→ Task inputs:
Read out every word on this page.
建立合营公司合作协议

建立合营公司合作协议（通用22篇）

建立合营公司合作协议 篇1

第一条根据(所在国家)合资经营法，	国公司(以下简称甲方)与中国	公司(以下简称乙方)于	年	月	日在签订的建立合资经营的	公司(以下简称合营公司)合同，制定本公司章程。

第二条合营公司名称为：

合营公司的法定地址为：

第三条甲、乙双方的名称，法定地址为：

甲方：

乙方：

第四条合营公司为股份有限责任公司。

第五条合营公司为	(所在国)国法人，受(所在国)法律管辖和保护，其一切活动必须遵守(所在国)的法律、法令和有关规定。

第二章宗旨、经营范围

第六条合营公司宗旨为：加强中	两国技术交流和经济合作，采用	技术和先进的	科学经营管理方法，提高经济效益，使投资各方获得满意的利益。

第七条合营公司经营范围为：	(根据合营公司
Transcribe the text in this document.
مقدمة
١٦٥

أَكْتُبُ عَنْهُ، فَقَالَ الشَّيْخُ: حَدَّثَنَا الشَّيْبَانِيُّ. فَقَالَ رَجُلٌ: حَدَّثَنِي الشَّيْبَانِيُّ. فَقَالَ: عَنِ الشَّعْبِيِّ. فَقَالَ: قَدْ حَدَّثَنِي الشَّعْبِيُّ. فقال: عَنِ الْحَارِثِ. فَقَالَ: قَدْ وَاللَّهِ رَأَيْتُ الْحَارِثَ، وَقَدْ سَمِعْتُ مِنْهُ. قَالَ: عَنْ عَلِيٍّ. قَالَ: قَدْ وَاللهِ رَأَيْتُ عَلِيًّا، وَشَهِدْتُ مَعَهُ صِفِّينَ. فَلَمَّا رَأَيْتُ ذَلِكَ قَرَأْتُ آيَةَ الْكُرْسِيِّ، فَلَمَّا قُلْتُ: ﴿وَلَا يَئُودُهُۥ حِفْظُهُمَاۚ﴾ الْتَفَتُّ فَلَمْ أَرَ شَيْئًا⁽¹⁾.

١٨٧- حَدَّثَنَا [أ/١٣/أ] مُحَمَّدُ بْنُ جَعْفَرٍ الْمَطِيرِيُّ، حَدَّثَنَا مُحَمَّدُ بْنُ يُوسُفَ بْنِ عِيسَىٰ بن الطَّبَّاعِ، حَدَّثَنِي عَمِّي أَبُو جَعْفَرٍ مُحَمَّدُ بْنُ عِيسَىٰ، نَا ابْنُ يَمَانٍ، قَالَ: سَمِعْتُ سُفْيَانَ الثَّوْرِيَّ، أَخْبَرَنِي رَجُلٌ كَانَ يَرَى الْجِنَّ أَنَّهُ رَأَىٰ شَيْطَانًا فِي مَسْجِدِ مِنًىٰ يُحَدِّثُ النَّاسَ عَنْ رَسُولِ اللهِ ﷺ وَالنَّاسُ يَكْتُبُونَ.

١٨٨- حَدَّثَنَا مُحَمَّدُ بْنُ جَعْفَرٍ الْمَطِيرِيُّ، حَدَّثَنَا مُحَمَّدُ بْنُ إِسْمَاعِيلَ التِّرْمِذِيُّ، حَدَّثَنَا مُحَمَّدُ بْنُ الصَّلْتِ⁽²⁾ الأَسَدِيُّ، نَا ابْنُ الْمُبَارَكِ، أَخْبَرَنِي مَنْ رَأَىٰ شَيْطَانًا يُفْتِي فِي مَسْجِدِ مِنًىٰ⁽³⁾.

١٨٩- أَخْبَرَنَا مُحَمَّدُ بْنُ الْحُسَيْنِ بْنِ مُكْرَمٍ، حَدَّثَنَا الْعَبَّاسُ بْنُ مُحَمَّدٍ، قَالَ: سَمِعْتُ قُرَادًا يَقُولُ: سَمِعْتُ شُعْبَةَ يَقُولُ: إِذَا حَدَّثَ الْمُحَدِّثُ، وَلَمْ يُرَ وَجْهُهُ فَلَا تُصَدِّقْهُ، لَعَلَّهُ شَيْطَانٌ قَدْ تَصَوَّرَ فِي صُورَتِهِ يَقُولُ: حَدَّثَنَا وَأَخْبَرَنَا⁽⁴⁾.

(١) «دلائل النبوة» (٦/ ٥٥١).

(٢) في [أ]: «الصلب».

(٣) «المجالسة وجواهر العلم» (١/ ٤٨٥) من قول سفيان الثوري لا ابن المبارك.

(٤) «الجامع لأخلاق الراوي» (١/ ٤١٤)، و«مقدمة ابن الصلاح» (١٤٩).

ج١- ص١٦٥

→ What you are asked to do: Look through the data above. Copy every line with the string "مقدمة" in it.

→ Worked answer:
مقدمة
(٤) «الجامع لأخلاق الراوي» (١/ ٤١٤)، و«مقدمة ابن الصلاح» (١٤٩).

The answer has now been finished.